■ GIVEN PROBLEM ■
Copy out the records precisely, omitting pictures.
## START
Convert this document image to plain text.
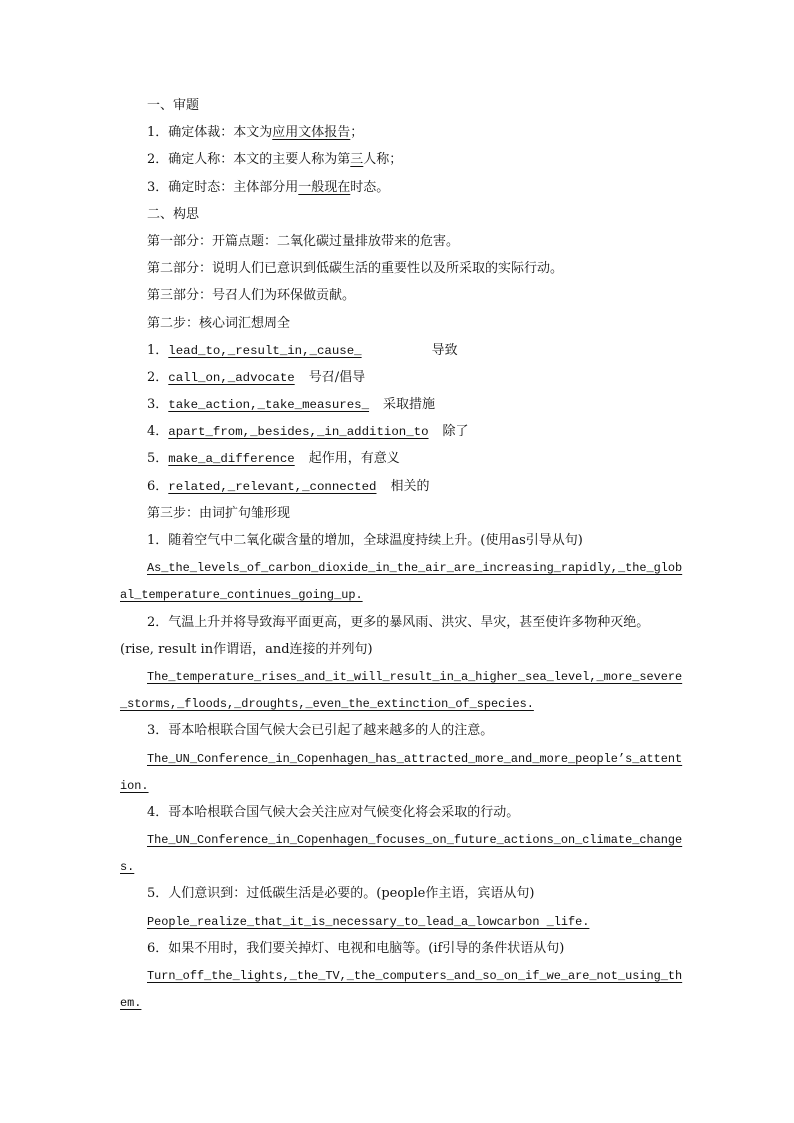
一、审题
1．确定体裁：本文为应用文体报告；
2．确定人称：本文的主要人称为第三人称；
3．确定时态：主体部分用一般现在时态。
二、构思
第一部分：开篇点题：二氧化碳过量排放带来的危害。
第二部分：说明人们已意识到低碳生活的重要性以及所采取的实际行动。
第三部分：号召人们为环保做贡献。
第二步：核心词汇想周全
1．lead_to,_result_in,_cause_	导致
2．call_on,_advocate 号召/倡导
3．take_action,_take_measures_ 采取措施
4．apart_from,_besides,_in_addition_to 除了
5．make_a_difference 起作用，有意义
6．related,_relevant,_connected 相关的
第三步：由词扩句雏形现
1．随着空气中二氧化碳含量的增加，全球温度持续上升。(使用as引导从句)
As_the_levels_of_carbon_dioxide_in_the_air_are_increasing_rapidly,_the_glob
al_temperature_continues_going_up.
2．气温上升并将导致海平面更高，更多的暴风雨、洪灾、旱灾，甚至使许多物种灭绝。
(rise, result in作谓语，and连接的并列句)
The_temperature_rises_and_it_will_result_in_a_higher_sea_level,_more_severe
_storms,_floods,_droughts,_even_the_extinction_of_species.
3．哥本哈根联合国气候大会已引起了越来越多的人的注意。
The_UN_Conference_in_Copenhagen_has_attracted_more_and_more_people’s_attent
ion.
4．哥本哈根联合国气候大会关注应对气候变化将会采取的行动。
The_UN_Conference_in_Copenhagen_focuses_on_future_actions_on_climate_change
s.
5．人们意识到：过低碳生活是必要的。(people作主语，宾语从句)
People_realize_that_it_is_necessary_to_lead_a_lowcarbon _life.
6．如果不用时，我们要关掉灯、电视和电脑等。(if引导的条件状语从句)
Turn_off_the_lights,_the_TV,_the_computers_and_so_on_if_we_are_not_using_th
em.
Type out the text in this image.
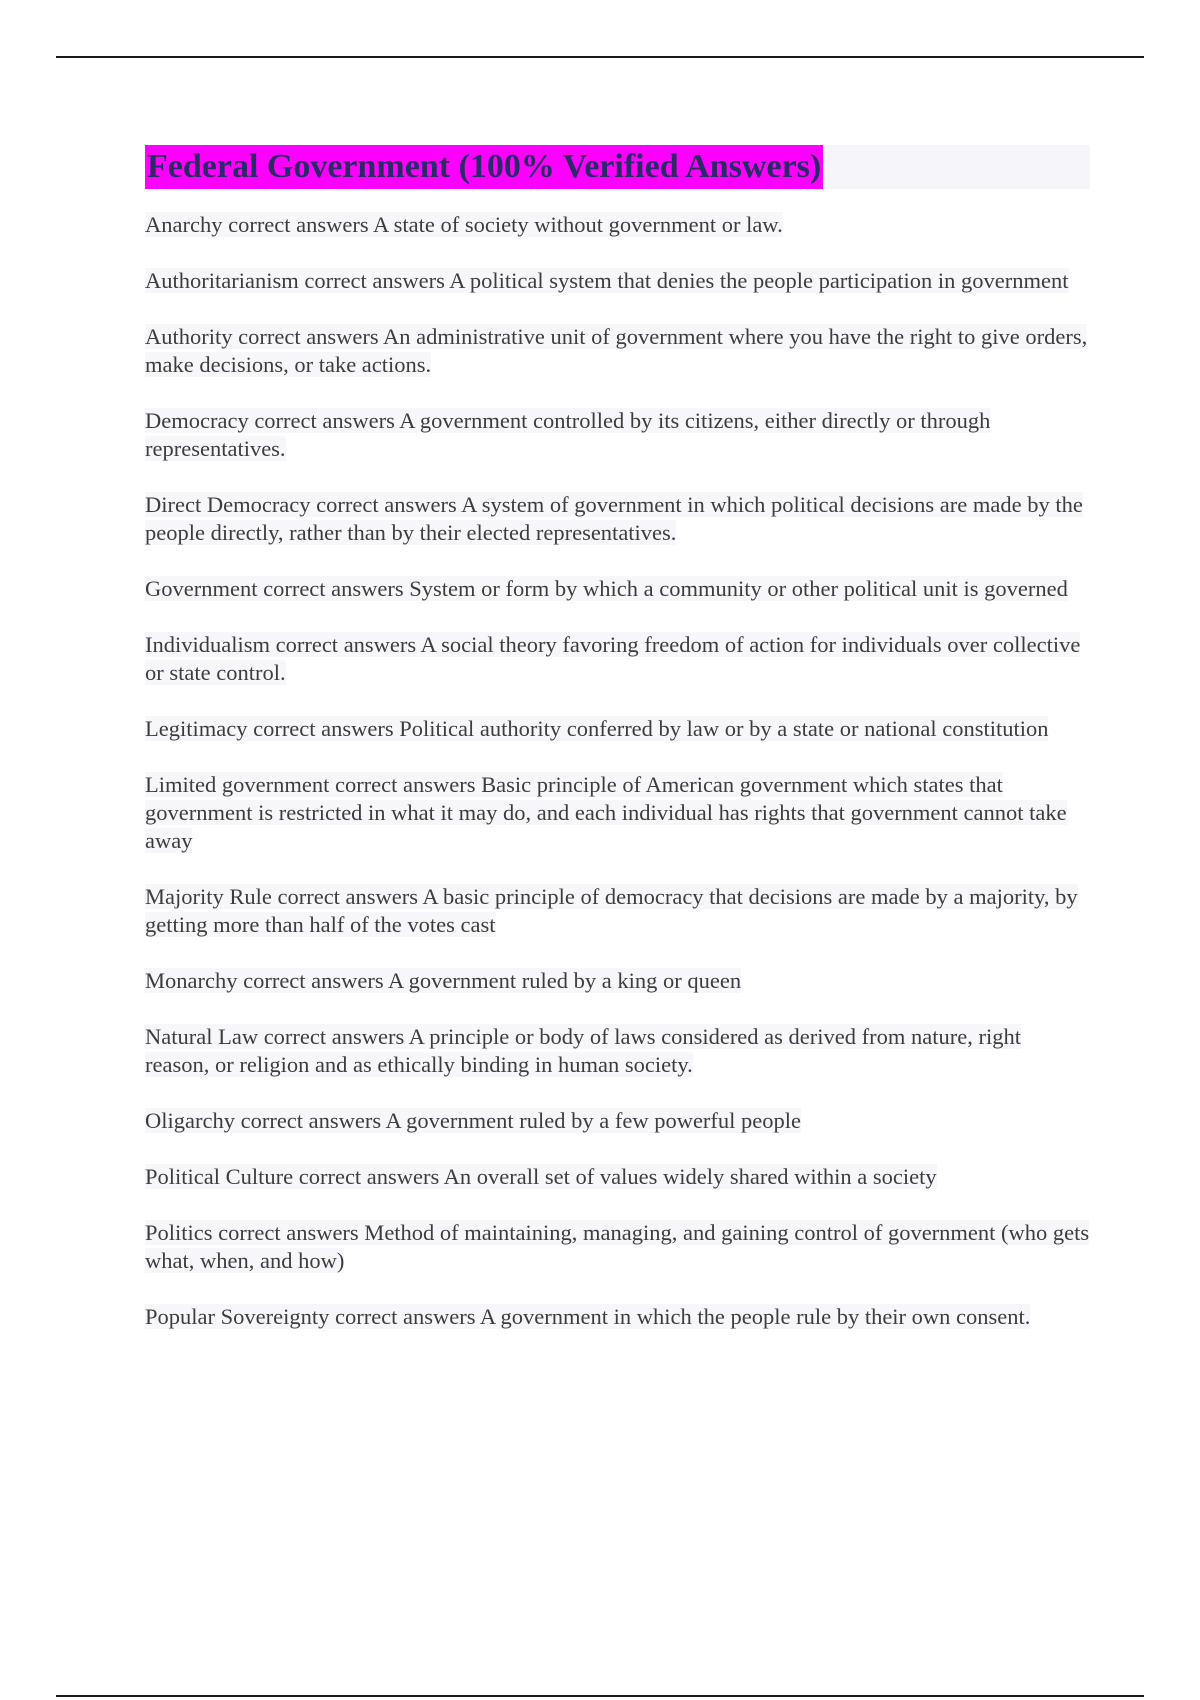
Federal Government (100% Verified Answers)
Anarchy correct answers A state of society without government or law.
Authoritarianism correct answers A political system that denies the people participation in government
Authority correct answers An administrative unit of government where you have the right to give orders, make decisions, or take actions.
Democracy correct answers A government controlled by its citizens, either directly or through representatives.
Direct Democracy correct answers A system of government in which political decisions are made by the people directly, rather than by their elected representatives.
Government correct answers System or form by which a community or other political unit is governed
Individualism correct answers A social theory favoring freedom of action for individuals over collective or state control.
Legitimacy correct answers Political authority conferred by law or by a state or national constitution
Limited government correct answers Basic principle of American government which states that government is restricted in what it may do, and each individual has rights that government cannot take away
Majority Rule correct answers A basic principle of democracy that decisions are made by a majority, by getting more than half of the votes cast
Monarchy correct answers A government ruled by a king or queen
Natural Law correct answers A principle or body of laws considered as derived from nature, right reason, or religion and as ethically binding in human society.
Oligarchy correct answers A government ruled by a few powerful people
Political Culture correct answers An overall set of values widely shared within a society
Politics correct answers Method of maintaining, managing, and gaining control of government (who gets what, when, and how)
Popular Sovereignty correct answers A government in which the people rule by their own consent.
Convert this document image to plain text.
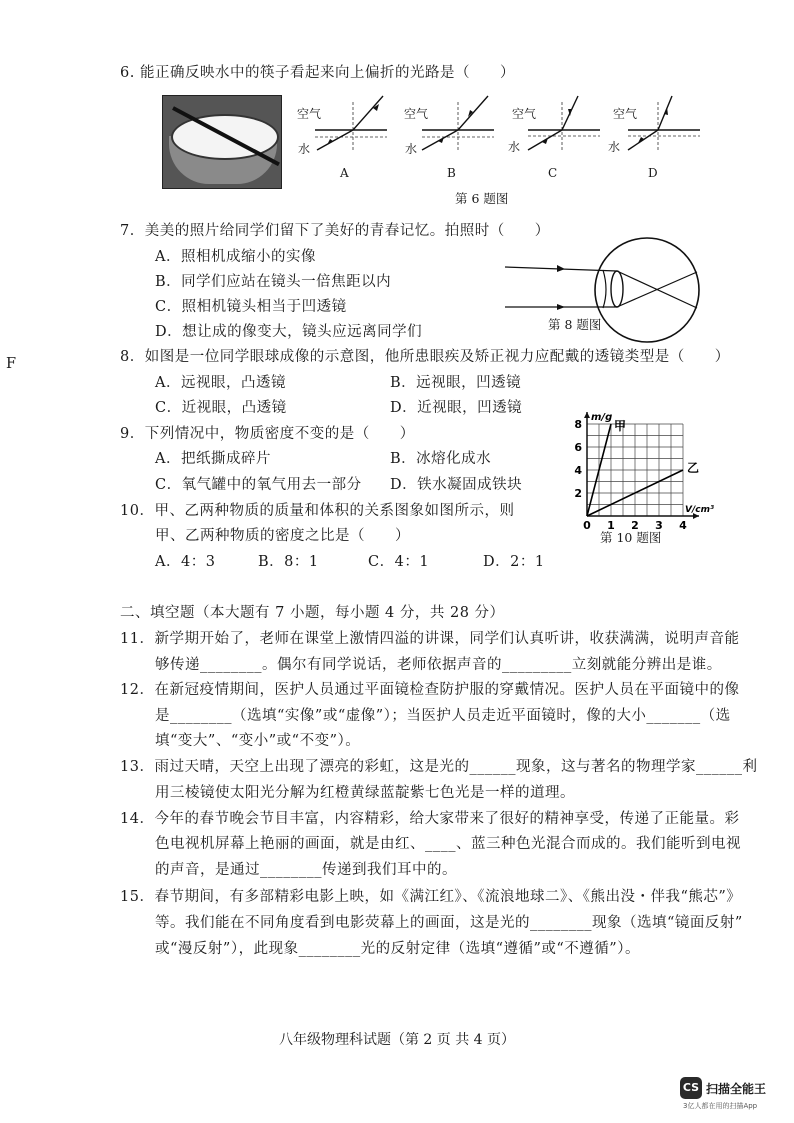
F
6. 能正确反映水中的筷子看起来向上偏折的光路是（　　）
空气
水
A
空气
水
B
空气
水
C
空气
水
D
第 6 题图
7．美美的照片给同学们留下了美好的青春记忆。拍照时（　　）
A．照相机成缩小的实像
B．同学们应站在镜头一倍焦距以内
C．照相机镜头相当于凹透镜
D．想让成的像变大，镜头应远离同学们	第 8 题图
8．如图是一位同学眼球成像的示意图，他所患眼疾及矫正视力应配戴的透镜类型是（　　）
A．远视眼，凸透镜	B．远视眼，凹透镜
C．近视眼，凸透镜	D．近视眼，凹透镜
9．下列情况中，物质密度不变的是（　　）
A．把纸撕成碎片	B．冰熔化成水
C．氧气罐中的氧气用去一部分 D．铁水凝固成铁块
10．甲、乙两种物质的质量和体积的关系图象如图所示，则
甲、乙两种物质的密度之比是（　　）
A．4：3	B．8：1	C．4：1	D．2：1
0 1 2 3 4
2
4
6
8
m/g
V/cm³
甲
乙
第 10 题图
二、填空题（本大题有 7 小题，每小题 4 分，共 28 分）
11．新学期开始了，老师在课堂上激情四溢的讲课，同学们认真听讲，收获满满，说明声音能
够传递________。偶尔有同学说话，老师依据声音的_________立刻就能分辨出是谁。
12．在新冠疫情期间，医护人员通过平面镜检查防护服的穿戴情况。医护人员在平面镜中的像
是________（选填“实像”或“虚像”）；当医护人员走近平面镜时，像的大小_______（选
填“变大”、“变小”或“不变”）。
13．雨过天晴，天空上出现了漂亮的彩虹，这是光的______现象，这与著名的物理学家______利
用三棱镜使太阳光分解为红橙黄绿蓝靛紫七色光是一样的道理。
14．今年的春节晚会节目丰富，内容精彩，给大家带来了很好的精神享受，传递了正能量。彩
色电视机屏幕上艳丽的画面，就是由红、____、蓝三种色光混合而成的。我们能听到电视
的声音，是通过________传递到我们耳中的。
15．春节期间，有多部精彩电影上映，如《满江红》、《流浪地球二》、《熊出没・伴我“熊芯”》
等。我们能在不同角度看到电影荧幕上的画面，这是光的________现象（选填“镜面反射”
或“漫反射”），此现象________光的反射定律（选填“遵循”或“不遵循”）。
八年级物理科试题（第 2 页 共 4 页）
CS 扫描全能王
3亿人都在用的扫描App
## END
■ OUTPUT BELOW ■
Convert this document image to plain text.
一、审题
1．确定体裁：本文为应用文体报告；
2．确定人称：本文的主要人称为第三人称；
3．确定时态：主体部分用一般现在时态。
二、构思
第一部分：开篇点题：二氧化碳过量排放带来的危害。
第二部分：说明人们已意识到低碳生活的重要性以及所采取的实际行动。
第三部分：号召人们为环保做贡献。
第二步：核心词汇想周全
1．lead_to,_result_in,_cause_	导致
2．call_on,_advocate 号召/倡导
3．take_action,_take_measures_ 采取措施
4．apart_from,_besides,_in_addition_to 除了
5．make_a_difference 起作用，有意义
6．related,_relevant,_connected 相关的
第三步：由词扩句雏形现
1．随着空气中二氧化碳含量的增加，全球温度持续上升。(使用as引导从句)
As_the_levels_of_carbon_dioxide_in_the_air_are_increasing_rapidly,_the_glob
al_temperature_continues_going_up.
2．气温上升并将导致海平面更高，更多的暴风雨、洪灾、旱灾，甚至使许多物种灭绝。
(rise, result in作谓语，and连接的并列句)
The_temperature_rises_and_it_will_result_in_a_higher_sea_level,_more_severe
_storms,_floods,_droughts,_even_the_extinction_of_species.
3．哥本哈根联合国气候大会已引起了越来越多的人的注意。
The_UN_Conference_in_Copenhagen_has_attracted_more_and_more_people’s_attent
ion.
4．哥本哈根联合国气候大会关注应对气候变化将会采取的行动。
The_UN_Conference_in_Copenhagen_focuses_on_future_actions_on_climate_change
s.
5．人们意识到：过低碳生活是必要的。(people作主语，宾语从句)
People_realize_that_it_is_necessary_to_lead_a_lowcarbon _life.
6．如果不用时，我们要关掉灯、电视和电脑等。(if引导的条件状语从句)
Turn_off_the_lights,_the_TV,_the_computers_and_so_on_if_we_are_not_using_th
em.
Type out the text in this image.
Federal Government (100% Verified Answers)
Anarchy correct answers A state of society without government or law.
Authoritarianism correct answers A political system that denies the people participation in government
Authority correct answers An administrative unit of government where you have the right to give orders, make decisions, or take actions.
Democracy correct answers A government controlled by its citizens, either directly or through representatives.
Direct Democracy correct answers A system of government in which political decisions are made by the people directly, rather than by their elected representatives.
Government correct answers System or form by which a community or other political unit is governed
Individualism correct answers A social theory favoring freedom of action for individuals over collective or state control.
Legitimacy correct answers Political authority conferred by law or by a state or national constitution
Limited government correct answers Basic principle of American government which states that government is restricted in what it may do, and each individual has rights that government cannot take away
Majority Rule correct answers A basic principle of democracy that decisions are made by a majority, by getting more than half of the votes cast
Monarchy correct answers A government ruled by a king or queen
Natural Law correct answers A principle or body of laws considered as derived from nature, right reason, or religion and as ethically binding in human society.
Oligarchy correct answers A government ruled by a few powerful people
Political Culture correct answers An overall set of values widely shared within a society
Politics correct answers Method of maintaining, managing, and gaining control of government (who gets what, when, and how)
Popular Sovereignty correct answers A government in which the people rule by their own consent.
Convert this document image to plain text.
F
6. 能正确反映水中的筷子看起来向上偏折的光路是（　　）
空气
水
A
空气
水
B
空气
水
C
空气
水
D
第 6 题图
7．美美的照片给同学们留下了美好的青春记忆。拍照时（　　）
A．照相机成缩小的实像
B．同学们应站在镜头一倍焦距以内
C．照相机镜头相当于凹透镜
D．想让成的像变大，镜头应远离同学们	第 8 题图
8．如图是一位同学眼球成像的示意图，他所患眼疾及矫正视力应配戴的透镜类型是（　　）
A．远视眼，凸透镜	B．远视眼，凹透镜
C．近视眼，凸透镜	D．近视眼，凹透镜
9．下列情况中，物质密度不变的是（　　）
A．把纸撕成碎片	B．冰熔化成水
C．氧气罐中的氧气用去一部分 D．铁水凝固成铁块
10．甲、乙两种物质的质量和体积的关系图象如图所示，则
甲、乙两种物质的密度之比是（　　）
A．4：3	B．8：1	C．4：1	D．2：1
0 1 2 3 4
2
4
6
8
m/g
V/cm³
甲
乙
第 10 题图
二、填空题（本大题有 7 小题，每小题 4 分，共 28 分）
11．新学期开始了，老师在课堂上激情四溢的讲课，同学们认真听讲，收获满满，说明声音能
够传递________。偶尔有同学说话，老师依据声音的_________立刻就能分辨出是谁。
12．在新冠疫情期间，医护人员通过平面镜检查防护服的穿戴情况。医护人员在平面镜中的像
是________（选填“实像”或“虚像”）；当医护人员走近平面镜时，像的大小_______（选
填“变大”、“变小”或“不变”）。
13．雨过天晴，天空上出现了漂亮的彩虹，这是光的______现象，这与著名的物理学家______利
用三棱镜使太阳光分解为红橙黄绿蓝靛紫七色光是一样的道理。
14．今年的春节晚会节目丰富，内容精彩，给大家带来了很好的精神享受，传递了正能量。彩
色电视机屏幕上艳丽的画面，就是由红、____、蓝三种色光混合而成的。我们能听到电视
的声音，是通过________传递到我们耳中的。
15．春节期间，有多部精彩电影上映，如《满江红》、《流浪地球二》、《熊出没・伴我“熊芯”》
等。我们能在不同角度看到电影荧幕上的画面，这是光的________现象（选填“镜面反射”
或“漫反射”），此现象________光的反射定律（选填“遵循”或“不遵循”）。
八年级物理科试题（第 2 页 共 4 页）
CS 扫描全能王
3亿人都在用的扫描App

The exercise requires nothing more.